>> begin Exercise inputs

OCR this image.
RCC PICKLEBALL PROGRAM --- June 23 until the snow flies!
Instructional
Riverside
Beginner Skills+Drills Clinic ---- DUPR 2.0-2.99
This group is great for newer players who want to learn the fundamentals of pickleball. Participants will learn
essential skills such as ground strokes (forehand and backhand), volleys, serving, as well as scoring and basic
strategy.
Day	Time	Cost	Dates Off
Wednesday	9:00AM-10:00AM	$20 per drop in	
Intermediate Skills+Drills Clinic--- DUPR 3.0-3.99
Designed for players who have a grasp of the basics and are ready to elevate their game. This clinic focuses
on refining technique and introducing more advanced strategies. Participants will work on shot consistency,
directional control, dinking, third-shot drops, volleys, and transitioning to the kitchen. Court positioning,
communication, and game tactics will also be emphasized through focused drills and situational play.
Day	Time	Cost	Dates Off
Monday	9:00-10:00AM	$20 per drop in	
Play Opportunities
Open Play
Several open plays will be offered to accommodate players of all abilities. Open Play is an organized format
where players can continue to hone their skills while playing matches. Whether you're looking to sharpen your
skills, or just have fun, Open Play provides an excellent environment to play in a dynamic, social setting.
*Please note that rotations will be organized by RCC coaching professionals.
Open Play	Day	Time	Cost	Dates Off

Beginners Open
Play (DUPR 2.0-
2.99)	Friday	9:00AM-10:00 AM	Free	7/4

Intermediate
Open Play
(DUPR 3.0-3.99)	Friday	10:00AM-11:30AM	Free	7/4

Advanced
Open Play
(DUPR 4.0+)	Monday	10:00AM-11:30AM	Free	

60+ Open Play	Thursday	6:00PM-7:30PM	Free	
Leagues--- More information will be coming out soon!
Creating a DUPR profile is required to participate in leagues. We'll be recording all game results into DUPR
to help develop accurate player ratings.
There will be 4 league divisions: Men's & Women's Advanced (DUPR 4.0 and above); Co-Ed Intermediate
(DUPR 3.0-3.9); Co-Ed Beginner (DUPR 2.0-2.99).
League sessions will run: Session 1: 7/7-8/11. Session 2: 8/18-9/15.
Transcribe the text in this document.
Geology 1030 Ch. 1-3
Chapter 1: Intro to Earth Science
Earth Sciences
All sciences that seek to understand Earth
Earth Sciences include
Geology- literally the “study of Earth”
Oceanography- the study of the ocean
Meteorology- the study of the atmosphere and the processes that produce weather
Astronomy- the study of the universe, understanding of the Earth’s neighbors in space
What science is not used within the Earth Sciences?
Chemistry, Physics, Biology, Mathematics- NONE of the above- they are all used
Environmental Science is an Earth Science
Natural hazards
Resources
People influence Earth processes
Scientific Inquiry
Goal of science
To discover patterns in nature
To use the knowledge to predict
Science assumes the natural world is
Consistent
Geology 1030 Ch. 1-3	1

>> end Exercise inputs

▸ **Task details**
The records above must be output exactly, in full.

▸ **Answer**
OCR this image.
RCC PICKLEBALL PROGRAM --- June 23 until the snow flies!
Instructional
Riverside
Beginner Skills+Drills Clinic ---- DUPR 2.0-2.99
This group is great for newer players who want to learn the fundamentals of pickleball. Participants will learn
essential skills such as ground strokes (forehand and backhand), volleys, serving, as well as scoring and basic
strategy.
Day	Time	Cost	Dates Off
Wednesday	9:00AM-10:00AM	$20 per drop in	
Intermediate Skills+Drills Clinic--- DUPR 3.0-3.99
Designed for players who have a grasp of the basics and are ready to elevate their game. This clinic focuses
on refining technique and introducing more advanced strategies. Participants will work on shot consistency,
directional control, dinking, third-shot drops, volleys, and transitioning to the kitchen. Court positioning,
communication, and game tactics will also be emphasized through focused drills and situational play.
Day	Time	Cost	Dates Off
Monday	9:00-10:00AM	$20 per drop in	
Play Opportunities
Open Play
Several open plays will be offered to accommodate players of all abilities. Open Play is an organized format
where players can continue to hone their skills while playing matches. Whether you're looking to sharpen your
skills, or just have fun, Open Play provides an excellent environment to play in a dynamic, social setting.
*Please note that rotations will be organized by RCC coaching professionals.
Open Play	Day	Time	Cost	Dates Off

Beginners Open
Play (DUPR 2.0-
2.99)	Friday	9:00AM-10:00 AM	Free	7/4

Intermediate
Open Play
(DUPR 3.0-3.99)	Friday	10:00AM-11:30AM	Free	7/4

Advanced
Open Play
(DUPR 4.0+)	Monday	10:00AM-11:30AM	Free	

60+ Open Play	Thursday	6:00PM-7:30PM	Free	
Leagues--- More information will be coming out soon!
Creating a DUPR profile is required to participate in leagues. We'll be recording all game results into DUPR
to help develop accurate player ratings.
There will be 4 league divisions: Men's & Women's Advanced (DUPR 4.0 and above); Co-Ed Intermediate
(DUPR 3.0-3.9); Co-Ed Beginner (DUPR 2.0-2.99).
League sessions will run: Session 1: 7/7-8/11. Session 2: 8/18-9/15.
Transcribe the text in this document.
Geology 1030 Ch. 1-3
Chapter 1: Intro to Earth Science
Earth Sciences
All sciences that seek to understand Earth
Earth Sciences include
Geology- literally the “study of Earth”
Oceanography- the study of the ocean
Meteorology- the study of the atmosphere and the processes that produce weather
Astronomy- the study of the universe, understanding of the Earth’s neighbors in space
What science is not used within the Earth Sciences?
Chemistry, Physics, Biology, Mathematics- NONE of the above- they are all used
Environmental Science is an Earth Science
Natural hazards
Resources
People influence Earth processes
Scientific Inquiry
Goal of science
To discover patterns in nature
To use the knowledge to predict
Science assumes the natural world is
Consistent
Geology 1030 Ch. 1-3	1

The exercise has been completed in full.